++++ Document excerpt

Global Warming Killed Michael Jackson
Paul Krugman says of the U.S. Representatives who recently voted against the climate change bill: “[I]if dissenting opinion-makers and politicians… carefully studied the issue, consulted with experts and concluded that the overwhelming scientific consensus was misguided… they could at least claim to be acting responsibly.”
Well, that’s what one Australian Senator, Steve Fielding, recently did in advance of the Australian Senate’s vote on a national emissions trading scheme. In addition to a fact-finding trip to the U.S., Fielding prepared a series of questions for Australia’s “Minister for Climate Change and Water,” Senator Penny Wong:
Is it the case that CO2 increased by 5% since 1998 whilst global temperature cooled over the same period?
Wong: “When climate change scientists talk about global warming they mean warming of the climate system as a whole, which includes the atmosphere, the oceans, and the cryosphere (ice, snow and frozen ground)… [A]t time scales of around a decade, natural variability can mask the atmospheric warming trend…”
Then how do we know warming is happening? Do we know which factors are “masking” atmospheric warming and to what extent? If not, how do we know atmospheric cooling isn’t taking place, and natural variability in the other direction isn’t “masking” that?
Wong adds, “[T]he year 1998 was unusually warm… [T]he use of a highly unusual year to begin the trend analysis will also give misleading results.” What about the period from the 1940s to the 1970s, during which emissions increased yet atmospheric temperature cooled? Were the 1940s “a highly unusual decade”?
On ocean temperatures: “[O]nly about five percent of the warming since 1960 has taken place in the air… Most of warming [sic] since 1960 (about 85 percent) has happened in the oceans.”

++++++++
++++ Dataset excerpts

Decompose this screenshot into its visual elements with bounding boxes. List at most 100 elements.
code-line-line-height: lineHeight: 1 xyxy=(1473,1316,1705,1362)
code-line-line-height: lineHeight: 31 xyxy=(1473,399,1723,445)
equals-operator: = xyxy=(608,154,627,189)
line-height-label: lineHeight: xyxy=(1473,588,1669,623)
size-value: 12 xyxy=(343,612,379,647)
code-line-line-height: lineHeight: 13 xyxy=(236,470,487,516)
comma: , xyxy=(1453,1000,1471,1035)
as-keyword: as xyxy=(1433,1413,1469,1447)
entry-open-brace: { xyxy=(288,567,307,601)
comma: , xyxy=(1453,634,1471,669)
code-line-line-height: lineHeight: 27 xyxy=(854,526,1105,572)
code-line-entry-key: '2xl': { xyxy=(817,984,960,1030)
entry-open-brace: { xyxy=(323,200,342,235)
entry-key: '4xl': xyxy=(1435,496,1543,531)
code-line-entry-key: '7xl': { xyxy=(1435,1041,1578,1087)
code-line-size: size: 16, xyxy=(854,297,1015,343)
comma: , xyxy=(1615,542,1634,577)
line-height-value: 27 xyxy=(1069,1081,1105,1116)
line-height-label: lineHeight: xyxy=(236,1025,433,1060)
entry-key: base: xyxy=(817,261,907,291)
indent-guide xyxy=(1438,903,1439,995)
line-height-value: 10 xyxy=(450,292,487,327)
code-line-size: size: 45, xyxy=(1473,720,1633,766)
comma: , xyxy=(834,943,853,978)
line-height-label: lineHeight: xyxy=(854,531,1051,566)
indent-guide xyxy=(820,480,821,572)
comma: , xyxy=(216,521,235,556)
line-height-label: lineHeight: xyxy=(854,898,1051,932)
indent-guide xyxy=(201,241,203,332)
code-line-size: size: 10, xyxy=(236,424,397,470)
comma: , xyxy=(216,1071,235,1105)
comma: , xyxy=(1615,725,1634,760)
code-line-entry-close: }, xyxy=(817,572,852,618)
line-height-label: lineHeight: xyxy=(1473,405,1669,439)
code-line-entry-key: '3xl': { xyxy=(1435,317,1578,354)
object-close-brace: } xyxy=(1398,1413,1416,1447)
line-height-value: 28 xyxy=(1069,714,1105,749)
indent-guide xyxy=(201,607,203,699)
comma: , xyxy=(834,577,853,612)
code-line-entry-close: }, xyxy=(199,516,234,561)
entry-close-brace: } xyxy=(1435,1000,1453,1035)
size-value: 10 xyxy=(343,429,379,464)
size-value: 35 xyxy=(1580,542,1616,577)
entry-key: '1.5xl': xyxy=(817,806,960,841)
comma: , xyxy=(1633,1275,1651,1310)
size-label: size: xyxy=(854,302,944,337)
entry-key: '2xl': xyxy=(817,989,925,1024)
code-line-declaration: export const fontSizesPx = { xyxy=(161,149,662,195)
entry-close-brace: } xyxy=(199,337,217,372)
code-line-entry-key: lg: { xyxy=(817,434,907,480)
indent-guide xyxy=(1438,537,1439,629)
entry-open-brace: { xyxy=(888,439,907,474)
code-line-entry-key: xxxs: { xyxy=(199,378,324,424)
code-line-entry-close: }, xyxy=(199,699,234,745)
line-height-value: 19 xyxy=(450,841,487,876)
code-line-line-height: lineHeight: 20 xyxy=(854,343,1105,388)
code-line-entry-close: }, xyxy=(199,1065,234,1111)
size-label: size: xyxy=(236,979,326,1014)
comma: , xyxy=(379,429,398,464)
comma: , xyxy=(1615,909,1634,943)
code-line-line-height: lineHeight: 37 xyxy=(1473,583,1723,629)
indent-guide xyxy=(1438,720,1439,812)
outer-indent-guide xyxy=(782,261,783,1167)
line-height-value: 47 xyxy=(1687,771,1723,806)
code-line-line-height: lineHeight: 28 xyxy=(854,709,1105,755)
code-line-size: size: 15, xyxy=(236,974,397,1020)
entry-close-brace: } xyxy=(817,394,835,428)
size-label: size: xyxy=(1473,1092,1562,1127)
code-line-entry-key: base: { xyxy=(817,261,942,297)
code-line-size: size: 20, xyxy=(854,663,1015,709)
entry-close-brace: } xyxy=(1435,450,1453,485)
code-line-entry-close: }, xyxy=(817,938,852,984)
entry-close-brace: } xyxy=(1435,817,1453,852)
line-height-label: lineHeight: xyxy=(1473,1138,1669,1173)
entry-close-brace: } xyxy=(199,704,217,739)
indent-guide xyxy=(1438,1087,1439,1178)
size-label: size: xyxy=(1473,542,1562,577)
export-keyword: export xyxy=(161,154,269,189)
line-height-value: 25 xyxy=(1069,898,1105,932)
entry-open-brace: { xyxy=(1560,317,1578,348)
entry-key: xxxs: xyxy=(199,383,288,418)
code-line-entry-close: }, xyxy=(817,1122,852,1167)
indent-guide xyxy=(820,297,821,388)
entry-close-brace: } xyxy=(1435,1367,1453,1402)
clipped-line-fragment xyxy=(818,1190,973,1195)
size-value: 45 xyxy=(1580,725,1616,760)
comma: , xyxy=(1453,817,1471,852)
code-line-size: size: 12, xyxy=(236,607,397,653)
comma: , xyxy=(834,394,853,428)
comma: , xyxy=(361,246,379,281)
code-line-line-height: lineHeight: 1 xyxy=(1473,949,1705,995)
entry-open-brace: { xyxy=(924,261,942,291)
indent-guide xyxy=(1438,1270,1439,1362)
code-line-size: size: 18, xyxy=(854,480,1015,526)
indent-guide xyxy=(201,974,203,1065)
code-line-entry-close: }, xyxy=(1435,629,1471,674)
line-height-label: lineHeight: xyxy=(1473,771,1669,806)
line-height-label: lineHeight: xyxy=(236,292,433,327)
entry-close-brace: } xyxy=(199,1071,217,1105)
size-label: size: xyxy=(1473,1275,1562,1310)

++++++++

**Stated problem:** In the post about Senator Fielding's questions on climate change, what share of the warming since 1960 does Wong say has happened in the oceans?

**Task response:** About 85 percent.